Count the lines in the entries below that include the word "label". Give nothing but the number.

- DATA SHOWN:
# # # # #

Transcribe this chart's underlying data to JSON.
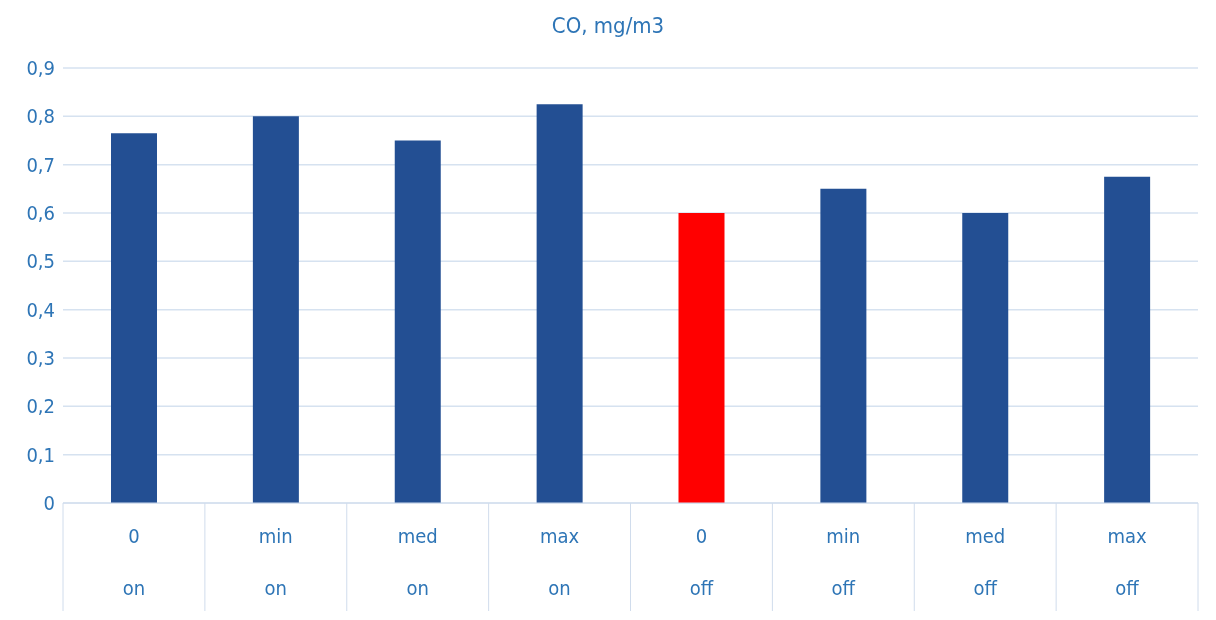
{
  "chart_data": {
    "type": "bar",
    "title": "CO, mg/m3",
    "categories": [
      "0\non",
      "min\non",
      "med\non",
      "max\non",
      "0\noff",
      "min\noff",
      "med\noff",
      "max\noff"
    ],
    "values": [
      0.765,
      0.8,
      0.75,
      0.825,
      0.6,
      0.65,
      0.6,
      0.675
    ],
    "colors": [
      "#234f93",
      "#234f93",
      "#234f93",
      "#234f93",
      "#ff0000",
      "#234f93",
      "#234f93",
      "#234f93"
    ],
    "ylim": [
      0,
      0.9
    ],
    "yticks": [
      0,
      {
        "value": 0.1,
        "label": "0,1"
      },
      {
        "value": 0.2,
        "label": "0,2"
      },
      {
        "value": 0.3,
        "label": "0,3"
      },
      {
        "value": 0.4,
        "label": "0,4"
      },
      {
        "value": 0.5,
        "label": "0,5"
      },
      {
        "value": 0.6,
        "label": "0,6"
      },
      {
        "value": 0.7,
        "label": "0,7"
      },
      {
        "value": 0.8,
        "label": "0,8"
      },
      {
        "value": 0.9,
        "label": "0,9"
      }
    ],
    "grid": "y",
    "legend": false
  }
}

# # # # #

- OUTPUT OF THE EXERCISE:
9